## GIVEN EXERCISE
Emit the data below verbatim, stripping out any pictures.

==== MATERIAL FOR THIS EXERCISE

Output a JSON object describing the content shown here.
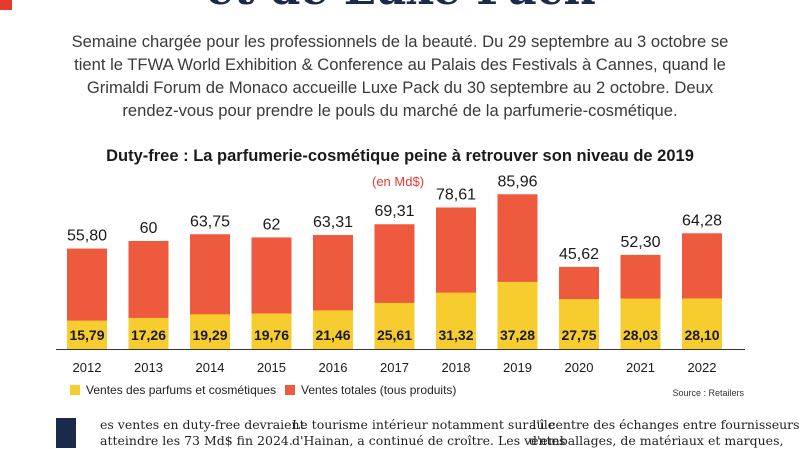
{
  "article": {
    "headline": "et de Luxe Pack",
    "intro": "Semaine chargée pour les professionnels de la beauté. Du 29 septembre au 3 octobre se tient le TFWA World Exhibition & Conference au Palais des Festivals à Cannes, quand le Grimaldi Forum de Monaco accueille Luxe Pack du 30 septembre au 2 octobre. Deux rendez-vous pour prendre le pouls du marché de la parfumerie-cosmétique.",
    "col1": "es ventes en duty-free devraient",
    "col1b": "atteindre les 73 Md$ fin 2024.",
    "col2": "Le tourisme intérieur notamment sur l'île",
    "col2b": "d'Hainan, a continué de croître. Les ventes",
    "col3": "au centre des échanges entre fournisseurs",
    "col3b": "d'emballages, de matériaux et marques,"
  },
  "chart_data": {
    "type": "bar",
    "title": "Duty-free : La parfumerie-cosmétique peine à retrouver son niveau de 2019",
    "unit": "(en Md$)",
    "categories": [
      "2012",
      "2013",
      "2014",
      "2015",
      "2016",
      "2017",
      "2018",
      "2019",
      "2020",
      "2021",
      "2022"
    ],
    "series": [
      {
        "name": "Ventes totales (tous produits)",
        "color": "#ee5a3e",
        "values": [
          55.8,
          60,
          63.75,
          62,
          63.31,
          69.31,
          78.61,
          85.96,
          45.62,
          52.3,
          64.28
        ],
        "labels": [
          "55,80",
          "60",
          "63,75",
          "62",
          "63,31",
          "69,31",
          "78,61",
          "85,96",
          "45,62",
          "52,30",
          "64,28"
        ]
      },
      {
        "name": "Ventes des parfums et cosmétiques",
        "color": "#f7cc2e",
        "values": [
          15.79,
          17.26,
          19.29,
          19.76,
          21.46,
          25.61,
          31.32,
          37.28,
          27.75,
          28.03,
          28.1
        ],
        "labels": [
          "15,79",
          "17,26",
          "19,29",
          "19,76",
          "21,46",
          "25,61",
          "31,32",
          "37,28",
          "27,75",
          "28,03",
          "28,10"
        ]
      }
    ],
    "legend_position": "bottom-left",
    "source": "Source : Retailers"
  }
}
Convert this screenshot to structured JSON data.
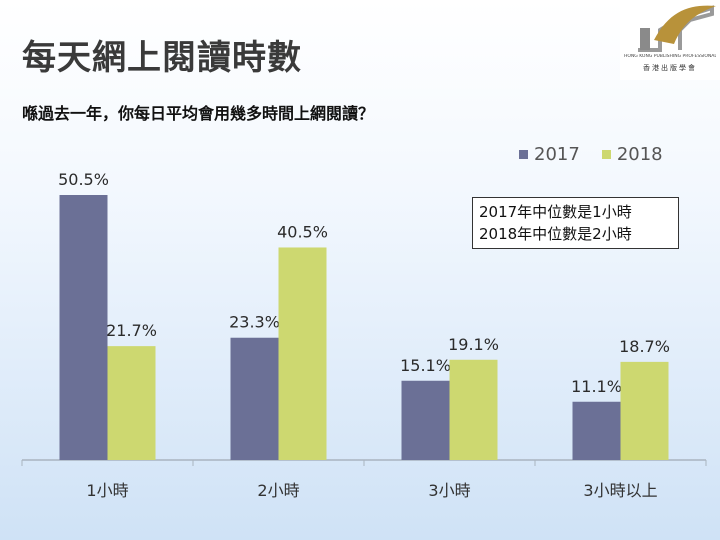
{
  "slide_title": "每天網上閱讀時數",
  "question": "喺過去一年，你每日平均會用幾多時間上網閱讀？",
  "logo": {
    "name": "香港出版學會",
    "caption_en": "HONG KONG PUBLISHING PROFESSIONALS SOCIETY"
  },
  "note": {
    "line1": "2017年中位數是1小時",
    "line2": "2018年中位數是2小時"
  },
  "chart_data": {
    "type": "bar",
    "categories": [
      "1小時",
      "2小時",
      "3小時",
      "3小時以上"
    ],
    "series": [
      {
        "name": "2017",
        "color": "#6b7096",
        "values": [
          50.5,
          23.3,
          15.1,
          11.1
        ],
        "labels": [
          "50.5%",
          "23.3%",
          "15.1%",
          "11.1%"
        ]
      },
      {
        "name": "2018",
        "color": "#cdd870",
        "values": [
          21.7,
          40.5,
          19.1,
          18.7
        ],
        "labels": [
          "21.7%",
          "40.5%",
          "19.1%",
          "18.7%"
        ]
      }
    ],
    "ylim": [
      0,
      50.5
    ],
    "legend": "top-right",
    "grid": false
  }
}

========

## THE OUTPUT
Output a JSON object describing the content shown here.
{
  "article": {
    "headline": "et de Luxe Pack",
    "intro": "Semaine chargée pour les professionnels de la beauté. Du 29 septembre au 3 octobre se tient le TFWA World Exhibition & Conference au Palais des Festivals à Cannes, quand le Grimaldi Forum de Monaco accueille Luxe Pack du 30 septembre au 2 octobre. Deux rendez-vous pour prendre le pouls du marché de la parfumerie-cosmétique.",
    "col1": "es ventes en duty-free devraient",
    "col1b": "atteindre les 73 Md$ fin 2024.",
    "col2": "Le tourisme intérieur notamment sur l'île",
    "col2b": "d'Hainan, a continué de croître. Les ventes",
    "col3": "au centre des échanges entre fournisseurs",
    "col3b": "d'emballages, de matériaux et marques,"
  },
  "chart_data": {
    "type": "bar",
    "title": "Duty-free : La parfumerie-cosmétique peine à retrouver son niveau de 2019",
    "unit": "(en Md$)",
    "categories": [
      "2012",
      "2013",
      "2014",
      "2015",
      "2016",
      "2017",
      "2018",
      "2019",
      "2020",
      "2021",
      "2022"
    ],
    "series": [
      {
        "name": "Ventes totales (tous produits)",
        "color": "#ee5a3e",
        "values": [
          55.8,
          60,
          63.75,
          62,
          63.31,
          69.31,
          78.61,
          85.96,
          45.62,
          52.3,
          64.28
        ],
        "labels": [
          "55,80",
          "60",
          "63,75",
          "62",
          "63,31",
          "69,31",
          "78,61",
          "85,96",
          "45,62",
          "52,30",
          "64,28"
        ]
      },
      {
        "name": "Ventes des parfums et cosmétiques",
        "color": "#f7cc2e",
        "values": [
          15.79,
          17.26,
          19.29,
          19.76,
          21.46,
          25.61,
          31.32,
          37.28,
          27.75,
          28.03,
          28.1
        ],
        "labels": [
          "15,79",
          "17,26",
          "19,29",
          "19,76",
          "21,46",
          "25,61",
          "31,32",
          "37,28",
          "27,75",
          "28,03",
          "28,10"
        ]
      }
    ],
    "legend_position": "bottom-left",
    "source": "Source : Retailers"
  }
}
Convert this screenshot to structured JSON data.
{
  "slide_title": "每天網上閱讀時數",
  "question": "喺過去一年，你每日平均會用幾多時間上網閱讀？",
  "logo": {
    "name": "香港出版學會",
    "caption_en": "HONG KONG PUBLISHING PROFESSIONALS SOCIETY"
  },
  "note": {
    "line1": "2017年中位數是1小時",
    "line2": "2018年中位數是2小時"
  },
  "chart_data": {
    "type": "bar",
    "categories": [
      "1小時",
      "2小時",
      "3小時",
      "3小時以上"
    ],
    "series": [
      {
        "name": "2017",
        "color": "#6b7096",
        "values": [
          50.5,
          23.3,
          15.1,
          11.1
        ],
        "labels": [
          "50.5%",
          "23.3%",
          "15.1%",
          "11.1%"
        ]
      },
      {
        "name": "2018",
        "color": "#cdd870",
        "values": [
          21.7,
          40.5,
          19.1,
          18.7
        ],
        "labels": [
          "21.7%",
          "40.5%",
          "19.1%",
          "18.7%"
        ]
      }
    ],
    "ylim": [
      0,
      50.5
    ],
    "legend": "top-right",
    "grid": false
  }
}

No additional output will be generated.